··· Dataset extract ···
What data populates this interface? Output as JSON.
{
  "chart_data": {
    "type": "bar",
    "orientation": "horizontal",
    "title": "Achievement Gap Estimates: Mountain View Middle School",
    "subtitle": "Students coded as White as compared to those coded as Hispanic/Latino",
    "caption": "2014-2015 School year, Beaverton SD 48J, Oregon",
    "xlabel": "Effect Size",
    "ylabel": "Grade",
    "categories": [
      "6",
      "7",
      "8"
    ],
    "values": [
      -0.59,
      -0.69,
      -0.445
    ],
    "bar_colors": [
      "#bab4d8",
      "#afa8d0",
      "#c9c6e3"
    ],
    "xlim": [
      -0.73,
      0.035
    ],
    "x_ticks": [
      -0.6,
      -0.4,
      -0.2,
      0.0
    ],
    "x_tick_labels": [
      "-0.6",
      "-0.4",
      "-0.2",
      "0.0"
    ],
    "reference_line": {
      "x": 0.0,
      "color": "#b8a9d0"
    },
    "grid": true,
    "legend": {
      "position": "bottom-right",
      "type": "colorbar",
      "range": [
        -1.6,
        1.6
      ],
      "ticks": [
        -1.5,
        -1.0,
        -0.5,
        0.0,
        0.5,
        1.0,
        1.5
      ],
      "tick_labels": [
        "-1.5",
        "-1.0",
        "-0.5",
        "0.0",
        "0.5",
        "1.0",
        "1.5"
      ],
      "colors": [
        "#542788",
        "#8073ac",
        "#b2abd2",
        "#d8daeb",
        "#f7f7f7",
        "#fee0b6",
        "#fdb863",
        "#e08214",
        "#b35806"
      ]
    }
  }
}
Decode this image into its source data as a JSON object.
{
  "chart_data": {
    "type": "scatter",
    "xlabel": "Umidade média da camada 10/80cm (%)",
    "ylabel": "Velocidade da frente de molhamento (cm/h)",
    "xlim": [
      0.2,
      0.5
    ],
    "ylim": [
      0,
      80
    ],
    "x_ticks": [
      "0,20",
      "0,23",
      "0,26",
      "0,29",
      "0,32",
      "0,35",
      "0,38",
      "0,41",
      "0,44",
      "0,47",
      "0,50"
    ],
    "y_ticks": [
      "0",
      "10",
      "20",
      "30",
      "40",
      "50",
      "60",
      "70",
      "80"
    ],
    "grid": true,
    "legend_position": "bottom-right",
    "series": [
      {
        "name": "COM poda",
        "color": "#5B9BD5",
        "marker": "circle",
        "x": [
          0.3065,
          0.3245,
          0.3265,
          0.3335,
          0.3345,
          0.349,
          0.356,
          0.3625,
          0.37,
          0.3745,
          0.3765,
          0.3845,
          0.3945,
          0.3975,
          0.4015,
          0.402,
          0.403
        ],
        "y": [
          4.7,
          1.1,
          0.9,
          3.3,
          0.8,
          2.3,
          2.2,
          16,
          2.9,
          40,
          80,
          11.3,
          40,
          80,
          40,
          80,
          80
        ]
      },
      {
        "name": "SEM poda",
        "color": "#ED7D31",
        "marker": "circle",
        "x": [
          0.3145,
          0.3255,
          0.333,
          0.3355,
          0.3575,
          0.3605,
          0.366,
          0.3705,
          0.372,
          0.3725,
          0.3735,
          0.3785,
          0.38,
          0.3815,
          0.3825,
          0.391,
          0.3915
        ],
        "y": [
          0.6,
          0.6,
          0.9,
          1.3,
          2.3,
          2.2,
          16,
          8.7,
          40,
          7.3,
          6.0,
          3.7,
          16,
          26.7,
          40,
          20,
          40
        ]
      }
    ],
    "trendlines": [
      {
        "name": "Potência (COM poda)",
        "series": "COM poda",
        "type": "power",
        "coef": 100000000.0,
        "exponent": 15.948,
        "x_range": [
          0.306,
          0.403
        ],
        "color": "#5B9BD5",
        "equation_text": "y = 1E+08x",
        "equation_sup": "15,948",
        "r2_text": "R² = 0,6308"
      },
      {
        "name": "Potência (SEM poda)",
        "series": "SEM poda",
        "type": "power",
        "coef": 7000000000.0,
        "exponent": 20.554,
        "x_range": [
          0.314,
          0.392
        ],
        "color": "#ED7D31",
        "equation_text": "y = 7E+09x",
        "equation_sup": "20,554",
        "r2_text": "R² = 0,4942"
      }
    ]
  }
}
···
Requirement — Determine how many lines in the data above contain the string "ylabel". Give nothing except the number.

Full solution — 2